* START DATASET *

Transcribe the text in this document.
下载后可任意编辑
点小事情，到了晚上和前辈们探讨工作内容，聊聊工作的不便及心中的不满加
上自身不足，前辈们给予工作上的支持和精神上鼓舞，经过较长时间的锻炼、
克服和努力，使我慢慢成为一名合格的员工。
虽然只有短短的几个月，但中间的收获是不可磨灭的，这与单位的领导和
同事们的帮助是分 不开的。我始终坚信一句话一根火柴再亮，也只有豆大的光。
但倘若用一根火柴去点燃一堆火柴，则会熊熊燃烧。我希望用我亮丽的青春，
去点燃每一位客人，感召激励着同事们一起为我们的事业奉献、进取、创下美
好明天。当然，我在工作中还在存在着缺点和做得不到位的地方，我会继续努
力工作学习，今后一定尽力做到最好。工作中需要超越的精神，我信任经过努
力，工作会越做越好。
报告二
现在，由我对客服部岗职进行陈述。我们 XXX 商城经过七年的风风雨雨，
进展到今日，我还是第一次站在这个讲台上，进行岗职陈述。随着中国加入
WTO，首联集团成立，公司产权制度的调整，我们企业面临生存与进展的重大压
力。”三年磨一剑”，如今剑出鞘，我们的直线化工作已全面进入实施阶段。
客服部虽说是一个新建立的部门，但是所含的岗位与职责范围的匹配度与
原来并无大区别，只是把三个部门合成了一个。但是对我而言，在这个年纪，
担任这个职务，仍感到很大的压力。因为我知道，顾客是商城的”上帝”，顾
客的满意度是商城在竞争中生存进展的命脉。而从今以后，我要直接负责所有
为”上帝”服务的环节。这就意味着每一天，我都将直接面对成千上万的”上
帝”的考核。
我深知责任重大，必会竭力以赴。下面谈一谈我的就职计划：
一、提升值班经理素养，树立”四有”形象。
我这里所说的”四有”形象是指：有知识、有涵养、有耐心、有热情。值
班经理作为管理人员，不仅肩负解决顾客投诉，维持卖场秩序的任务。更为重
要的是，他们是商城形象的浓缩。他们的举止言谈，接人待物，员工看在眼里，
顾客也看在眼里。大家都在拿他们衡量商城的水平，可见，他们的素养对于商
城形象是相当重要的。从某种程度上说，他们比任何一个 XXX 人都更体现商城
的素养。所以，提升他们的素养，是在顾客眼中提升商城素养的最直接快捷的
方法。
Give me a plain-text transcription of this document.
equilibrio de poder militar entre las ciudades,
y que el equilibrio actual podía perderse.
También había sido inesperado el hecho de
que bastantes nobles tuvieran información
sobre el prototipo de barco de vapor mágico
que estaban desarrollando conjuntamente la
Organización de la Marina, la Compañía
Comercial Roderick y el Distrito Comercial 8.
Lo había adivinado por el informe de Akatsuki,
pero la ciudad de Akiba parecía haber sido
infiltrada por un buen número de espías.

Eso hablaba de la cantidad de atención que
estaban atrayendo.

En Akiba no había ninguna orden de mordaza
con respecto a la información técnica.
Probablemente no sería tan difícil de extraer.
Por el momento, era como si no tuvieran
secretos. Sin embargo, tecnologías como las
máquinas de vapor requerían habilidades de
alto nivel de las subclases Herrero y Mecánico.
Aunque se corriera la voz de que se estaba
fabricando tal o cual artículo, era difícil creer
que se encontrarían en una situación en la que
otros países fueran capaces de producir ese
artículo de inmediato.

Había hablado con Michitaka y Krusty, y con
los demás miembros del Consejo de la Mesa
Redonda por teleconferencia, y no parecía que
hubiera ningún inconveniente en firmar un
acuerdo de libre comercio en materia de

* END DATASET *

EXERCISE:
Transcribe the material above word for word.

ANSWER FOR THE TASK:
Transcribe the text in this document.
下载后可任意编辑
点小事情，到了晚上和前辈们探讨工作内容，聊聊工作的不便及心中的不满加
上自身不足，前辈们给予工作上的支持和精神上鼓舞，经过较长时间的锻炼、
克服和努力，使我慢慢成为一名合格的员工。
虽然只有短短的几个月，但中间的收获是不可磨灭的，这与单位的领导和
同事们的帮助是分 不开的。我始终坚信一句话一根火柴再亮，也只有豆大的光。
但倘若用一根火柴去点燃一堆火柴，则会熊熊燃烧。我希望用我亮丽的青春，
去点燃每一位客人，感召激励着同事们一起为我们的事业奉献、进取、创下美
好明天。当然，我在工作中还在存在着缺点和做得不到位的地方，我会继续努
力工作学习，今后一定尽力做到最好。工作中需要超越的精神，我信任经过努
力，工作会越做越好。
报告二
现在，由我对客服部岗职进行陈述。我们 XXX 商城经过七年的风风雨雨，
进展到今日，我还是第一次站在这个讲台上，进行岗职陈述。随着中国加入
WTO，首联集团成立，公司产权制度的调整，我们企业面临生存与进展的重大压
力。”三年磨一剑”，如今剑出鞘，我们的直线化工作已全面进入实施阶段。
客服部虽说是一个新建立的部门，但是所含的岗位与职责范围的匹配度与
原来并无大区别，只是把三个部门合成了一个。但是对我而言，在这个年纪，
担任这个职务，仍感到很大的压力。因为我知道，顾客是商城的”上帝”，顾
客的满意度是商城在竞争中生存进展的命脉。而从今以后，我要直接负责所有
为”上帝”服务的环节。这就意味着每一天，我都将直接面对成千上万的”上
帝”的考核。
我深知责任重大，必会竭力以赴。下面谈一谈我的就职计划：
一、提升值班经理素养，树立”四有”形象。
我这里所说的”四有”形象是指：有知识、有涵养、有耐心、有热情。值
班经理作为管理人员，不仅肩负解决顾客投诉，维持卖场秩序的任务。更为重
要的是，他们是商城形象的浓缩。他们的举止言谈，接人待物，员工看在眼里，
顾客也看在眼里。大家都在拿他们衡量商城的水平，可见，他们的素养对于商
城形象是相当重要的。从某种程度上说，他们比任何一个 XXX 人都更体现商城
的素养。所以，提升他们的素养，是在顾客眼中提升商城素养的最直接快捷的
方法。
Give me a plain-text transcription of this document.
equilibrio de poder militar entre las ciudades,
y que el equilibrio actual podía perderse.
También había sido inesperado el hecho de
que bastantes nobles tuvieran información
sobre el prototipo de barco de vapor mágico
que estaban desarrollando conjuntamente la
Organización de la Marina, la Compañía
Comercial Roderick y el Distrito Comercial 8.
Lo había adivinado por el informe de Akatsuki,
pero la ciudad de Akiba parecía haber sido
infiltrada por un buen número de espías.

Eso hablaba de la cantidad de atención que
estaban atrayendo.

En Akiba no había ninguna orden de mordaza
con respecto a la información técnica.
Probablemente no sería tan difícil de extraer.
Por el momento, era como si no tuvieran
secretos. Sin embargo, tecnologías como las
máquinas de vapor requerían habilidades de
alto nivel de las subclases Herrero y Mecánico.
Aunque se corriera la voz de que se estaba
fabricando tal o cual artículo, era difícil creer
que se encontrarían en una situación en la que
otros países fueran capaces de producir ese
artículo de inmediato.

Había hablado con Michitaka y Krusty, y con
los demás miembros del Consejo de la Mesa
Redonda por teleconferencia, y no parecía que
hubiera ningún inconveniente en firmar un
acuerdo de libre comercio en materia de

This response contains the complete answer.